Transcribe the listing that follows in full, omitting pictures.

____ Entries

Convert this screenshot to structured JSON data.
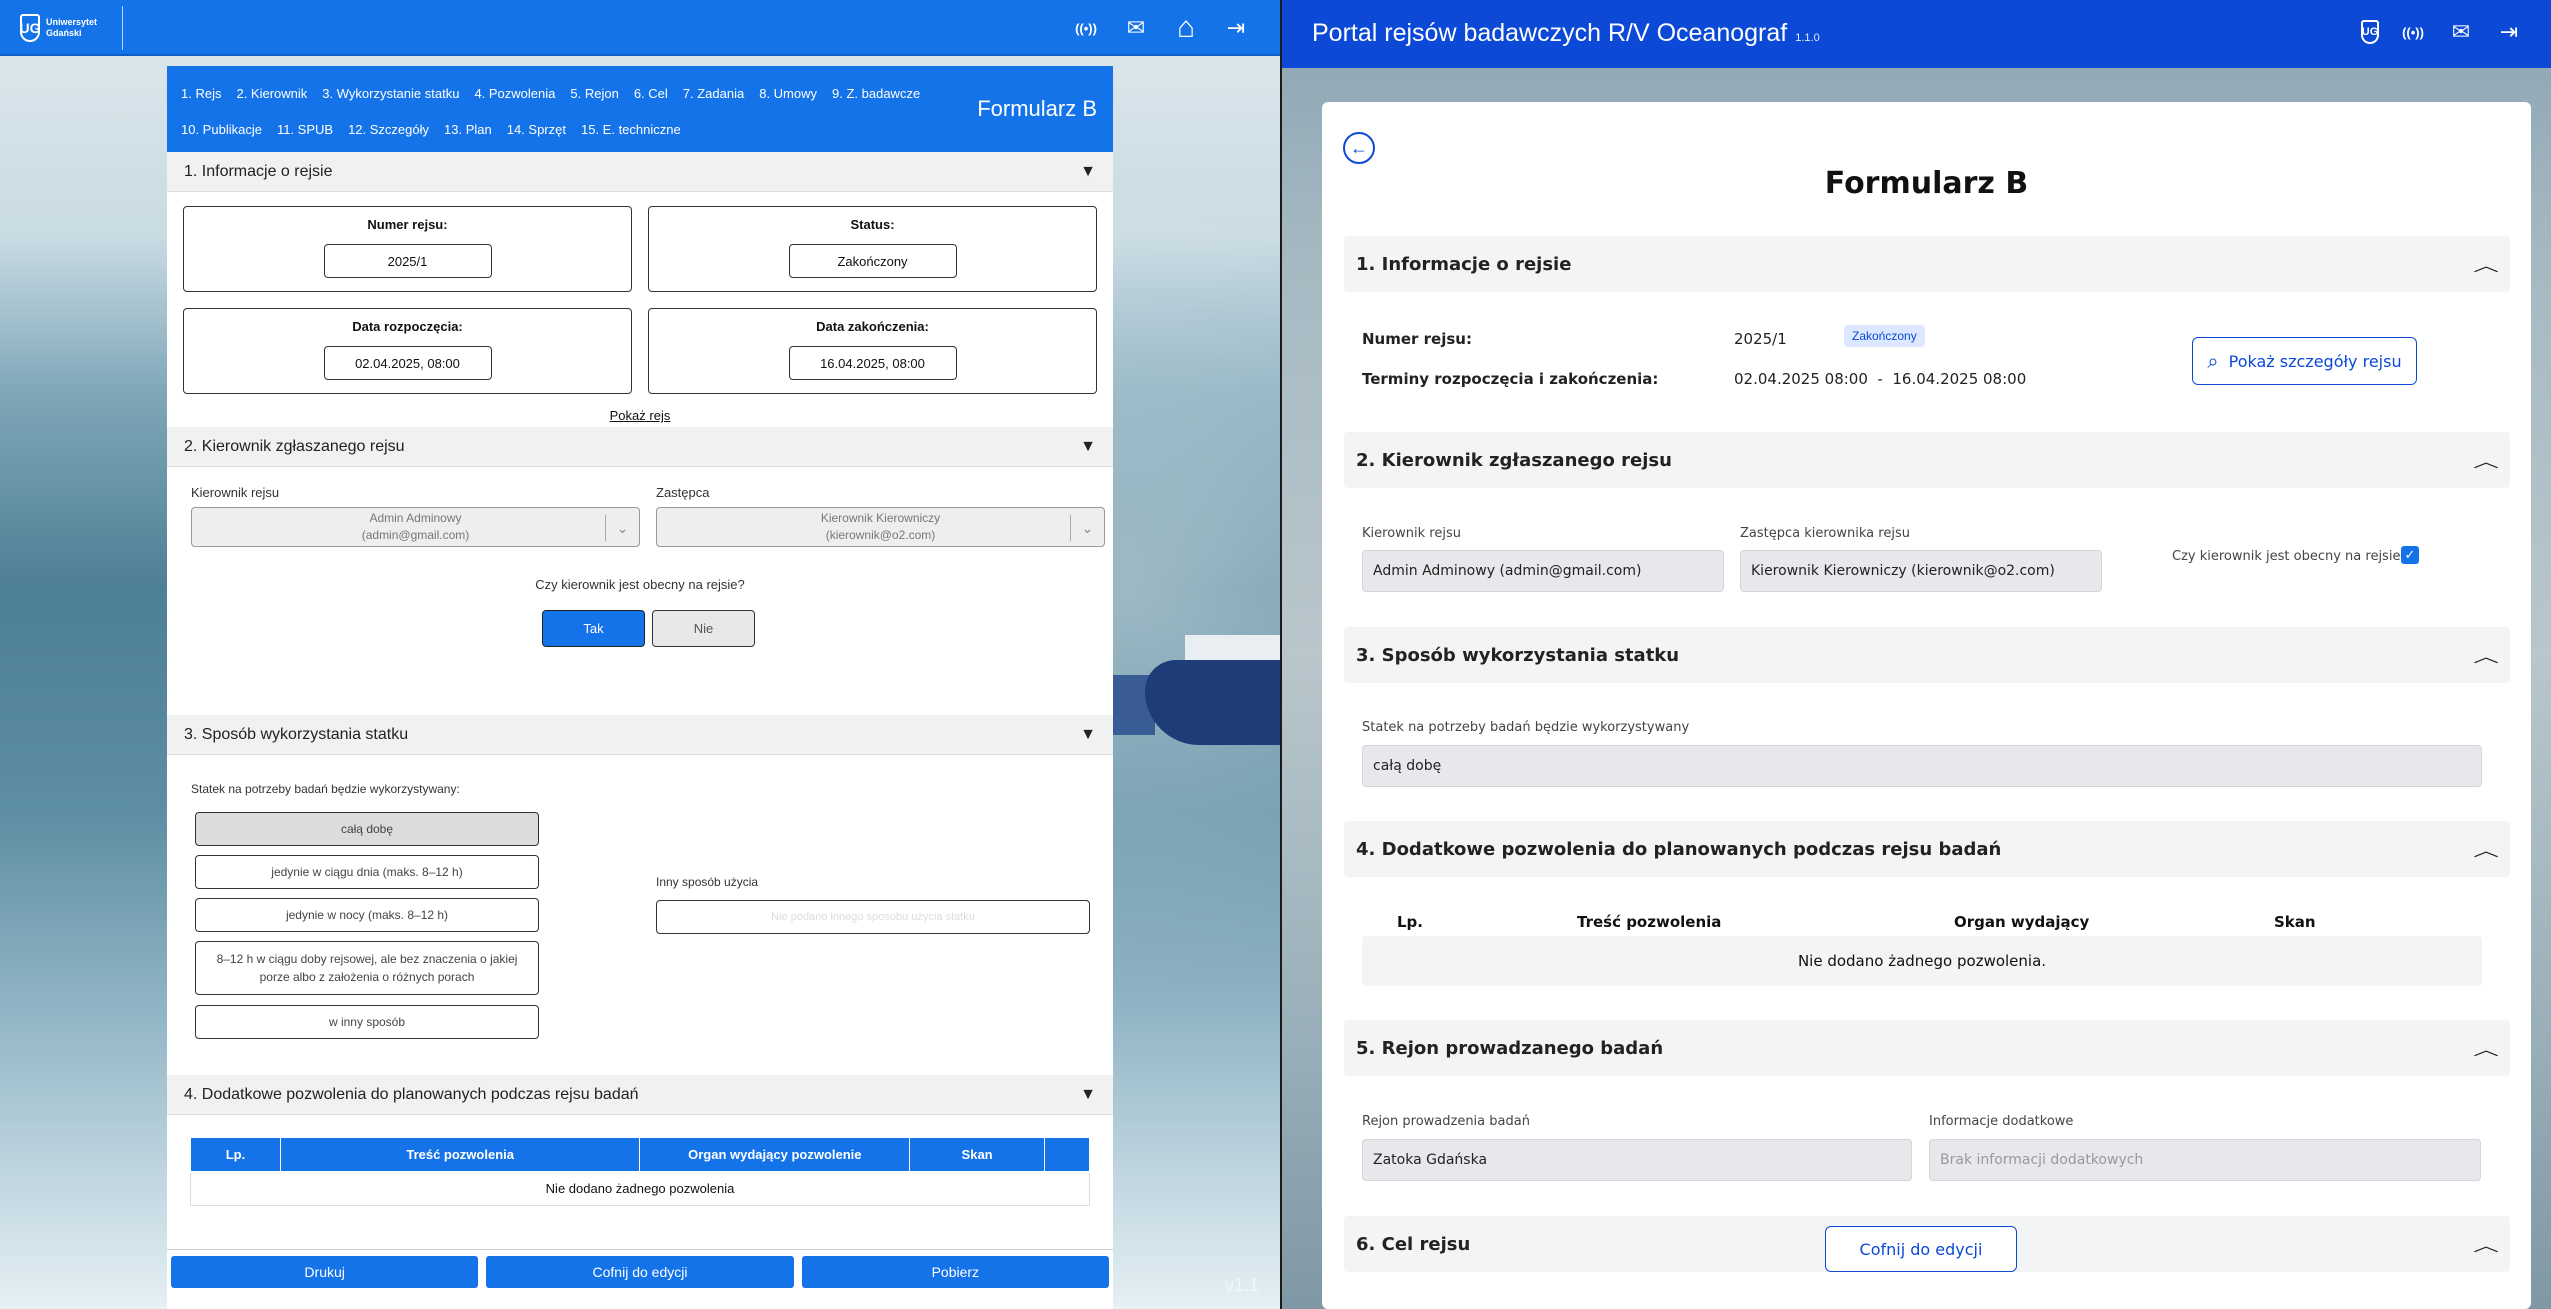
{
  "left": {
    "logo": {
      "line1": "Uniwersytet",
      "line2": "Gdański",
      "crest": "UG"
    },
    "header_icons": [
      "broadcast-icon",
      "mail-icon",
      "home-icon",
      "logout-icon"
    ],
    "header_glyphs": {
      "broadcast": "((•))",
      "mail": "✉",
      "home": "⌂",
      "logout": "⇥"
    },
    "version": "v1.1",
    "form": {
      "title": "Formularz B",
      "nav": [
        "1. Rejs",
        "2. Kierownik",
        "3. Wykorzystanie statku",
        "4. Pozwolenia",
        "5. Rejon",
        "6. Cel",
        "7. Zadania",
        "8. Umowy",
        "9. Z. badawcze",
        "10. Publikacje",
        "11. SPUB",
        "12. Szczegóły",
        "13. Plan",
        "14. Sprzęt",
        "15. E. techniczne"
      ],
      "toggle_glyph": "▼",
      "sec1": {
        "title": "1. Informacje o rejsie",
        "number_label": "Numer rejsu:",
        "number_value": "2025/1",
        "status_label": "Status:",
        "status_value": "Zakończony",
        "start_label": "Data rozpoczęcia:",
        "start_value": "02.04.2025, 08:00",
        "end_label": "Data zakończenia:",
        "end_value": "16.04.2025, 08:00",
        "show_link": "Pokaż rejs"
      },
      "sec2": {
        "title": "2. Kierownik zgłaszanego rejsu",
        "manager_label": "Kierownik rejsu",
        "manager_name": "Admin Adminowy",
        "manager_email": "(admin@gmail.com)",
        "deputy_label": "Zastępca",
        "deputy_name": "Kierownik Kierowniczy",
        "deputy_email": "(kierownik@o2.com)",
        "present_question": "Czy kierownik jest obecny na rejsie?",
        "yes": "Tak",
        "no": "Nie",
        "chevron": "⌄"
      },
      "sec3": {
        "title": "3. Sposób wykorzystania statku",
        "label": "Statek na potrzeby badań będzie wykorzystywany:",
        "options": [
          "całą dobę",
          "jedynie w ciągu dnia (maks. 8–12 h)",
          "jedynie w nocy (maks. 8–12 h)",
          "8–12 h w ciągu doby rejsowej, ale bez znaczenia o jakiej porze albo z założenia o różnych porach",
          "w inny sposób"
        ],
        "other_label": "Inny sposób użycia",
        "other_placeholder": "Nie podano innego sposobu użycia statku"
      },
      "sec4": {
        "title": "4. Dodatkowe pozwolenia do planowanych podczas rejsu badań",
        "columns": [
          "Lp.",
          "Treść pozwolenia",
          "Organ wydający pozwolenie",
          "Skan",
          ""
        ],
        "empty": "Nie dodano żadnego pozwolenia"
      },
      "footer": {
        "print": "Drukuj",
        "revert": "Cofnij do edycji",
        "download": "Pobierz"
      }
    }
  },
  "right": {
    "app_title": "Portal rejsów badawczych R/V Oceanograf",
    "app_version": "1.1.0",
    "header_icons": [
      "university-icon",
      "broadcast-icon",
      "mail-icon",
      "logout-icon"
    ],
    "header_glyphs": {
      "university": "UG",
      "broadcast": "((•))",
      "mail": "✉",
      "logout": "⇥"
    },
    "back_glyph": "←",
    "chevron_glyph": "︿",
    "page_title": "Formularz B",
    "sec1": {
      "title": "1. Informacje o rejsie",
      "number_label": "Numer rejsu:",
      "number_value": "2025/1",
      "status_badge": "Zakończony",
      "dates_label": "Terminy rozpoczęcia i zakończenia:",
      "dates_value": "02.04.2025 08:00  -  16.04.2025 08:00",
      "details_button": "Pokaż szczegóły rejsu",
      "search_glyph": "⌕"
    },
    "sec2": {
      "title": "2. Kierownik zgłaszanego rejsu",
      "manager_label": "Kierownik rejsu",
      "manager_value": "Admin Adminowy (admin@gmail.com)",
      "deputy_label": "Zastępca kierownika rejsu",
      "deputy_value": "Kierownik Kierowniczy (kierownik@o2.com)",
      "present_label": "Czy kierownik jest obecny na rejsie?",
      "present_checked": true,
      "check_glyph": "✓"
    },
    "sec3": {
      "title": "3. Sposób wykorzystania statku",
      "label": "Statek na potrzeby badań będzie wykorzystywany",
      "value": "całą dobę"
    },
    "sec4": {
      "title": "4. Dodatkowe pozwolenia do planowanych podczas rejsu badań",
      "columns": [
        "Lp.",
        "Treść pozwolenia",
        "Organ wydający",
        "Skan"
      ],
      "empty": "Nie dodano żadnego pozwolenia."
    },
    "sec5": {
      "title": "5. Rejon prowadzanego badań",
      "region_label": "Rejon prowadzenia badań",
      "region_value": "Zatoka Gdańska",
      "info_label": "Informacje dodatkowe",
      "info_placeholder": "Brak informacji dodatkowych"
    },
    "sec6": {
      "title": "6. Cel rejsu"
    },
    "revert_button": "Cofnij do edycji"
  }
}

________

Task answer
Convert this screenshot to structured JSON data.
{
  "left": {
    "logo": {
      "line1": "Uniwersytet",
      "line2": "Gdański",
      "crest": "UG"
    },
    "header_icons": [
      "broadcast-icon",
      "mail-icon",
      "home-icon",
      "logout-icon"
    ],
    "header_glyphs": {
      "broadcast": "((•))",
      "mail": "✉",
      "home": "⌂",
      "logout": "⇥"
    },
    "version": "v1.1",
    "form": {
      "title": "Formularz B",
      "nav": [
        "1. Rejs",
        "2. Kierownik",
        "3. Wykorzystanie statku",
        "4. Pozwolenia",
        "5. Rejon",
        "6. Cel",
        "7. Zadania",
        "8. Umowy",
        "9. Z. badawcze",
        "10. Publikacje",
        "11. SPUB",
        "12. Szczegóły",
        "13. Plan",
        "14. Sprzęt",
        "15. E. techniczne"
      ],
      "toggle_glyph": "▼",
      "sec1": {
        "title": "1. Informacje o rejsie",
        "number_label": "Numer rejsu:",
        "number_value": "2025/1",
        "status_label": "Status:",
        "status_value": "Zakończony",
        "start_label": "Data rozpoczęcia:",
        "start_value": "02.04.2025, 08:00",
        "end_label": "Data zakończenia:",
        "end_value": "16.04.2025, 08:00",
        "show_link": "Pokaż rejs"
      },
      "sec2": {
        "title": "2. Kierownik zgłaszanego rejsu",
        "manager_label": "Kierownik rejsu",
        "manager_name": "Admin Adminowy",
        "manager_email": "(admin@gmail.com)",
        "deputy_label": "Zastępca",
        "deputy_name": "Kierownik Kierowniczy",
        "deputy_email": "(kierownik@o2.com)",
        "present_question": "Czy kierownik jest obecny na rejsie?",
        "yes": "Tak",
        "no": "Nie",
        "chevron": "⌄"
      },
      "sec3": {
        "title": "3. Sposób wykorzystania statku",
        "label": "Statek na potrzeby badań będzie wykorzystywany:",
        "options": [
          "całą dobę",
          "jedynie w ciągu dnia (maks. 8–12 h)",
          "jedynie w nocy (maks. 8–12 h)",
          "8–12 h w ciągu doby rejsowej, ale bez znaczenia o jakiej porze albo z założenia o różnych porach",
          "w inny sposób"
        ],
        "other_label": "Inny sposób użycia",
        "other_placeholder": "Nie podano innego sposobu użycia statku"
      },
      "sec4": {
        "title": "4. Dodatkowe pozwolenia do planowanych podczas rejsu badań",
        "columns": [
          "Lp.",
          "Treść pozwolenia",
          "Organ wydający pozwolenie",
          "Skan",
          ""
        ],
        "empty": "Nie dodano żadnego pozwolenia"
      },
      "footer": {
        "print": "Drukuj",
        "revert": "Cofnij do edycji",
        "download": "Pobierz"
      }
    }
  },
  "right": {
    "app_title": "Portal rejsów badawczych R/V Oceanograf",
    "app_version": "1.1.0",
    "header_icons": [
      "university-icon",
      "broadcast-icon",
      "mail-icon",
      "logout-icon"
    ],
    "header_glyphs": {
      "university": "UG",
      "broadcast": "((•))",
      "mail": "✉",
      "logout": "⇥"
    },
    "back_glyph": "←",
    "chevron_glyph": "︿",
    "page_title": "Formularz B",
    "sec1": {
      "title": "1. Informacje o rejsie",
      "number_label": "Numer rejsu:",
      "number_value": "2025/1",
      "status_badge": "Zakończony",
      "dates_label": "Terminy rozpoczęcia i zakończenia:",
      "dates_value": "02.04.2025 08:00  -  16.04.2025 08:00",
      "details_button": "Pokaż szczegóły rejsu",
      "search_glyph": "⌕"
    },
    "sec2": {
      "title": "2. Kierownik zgłaszanego rejsu",
      "manager_label": "Kierownik rejsu",
      "manager_value": "Admin Adminowy (admin@gmail.com)",
      "deputy_label": "Zastępca kierownika rejsu",
      "deputy_value": "Kierownik Kierowniczy (kierownik@o2.com)",
      "present_label": "Czy kierownik jest obecny na rejsie?",
      "present_checked": true,
      "check_glyph": "✓"
    },
    "sec3": {
      "title": "3. Sposób wykorzystania statku",
      "label": "Statek na potrzeby badań będzie wykorzystywany",
      "value": "całą dobę"
    },
    "sec4": {
      "title": "4. Dodatkowe pozwolenia do planowanych podczas rejsu badań",
      "columns": [
        "Lp.",
        "Treść pozwolenia",
        "Organ wydający",
        "Skan"
      ],
      "empty": "Nie dodano żadnego pozwolenia."
    },
    "sec5": {
      "title": "5. Rejon prowadzanego badań",
      "region_label": "Rejon prowadzenia badań",
      "region_value": "Zatoka Gdańska",
      "info_label": "Informacje dodatkowe",
      "info_placeholder": "Brak informacji dodatkowych"
    },
    "sec6": {
      "title": "6. Cel rejsu"
    },
    "revert_button": "Cofnij do edycji"
  }
}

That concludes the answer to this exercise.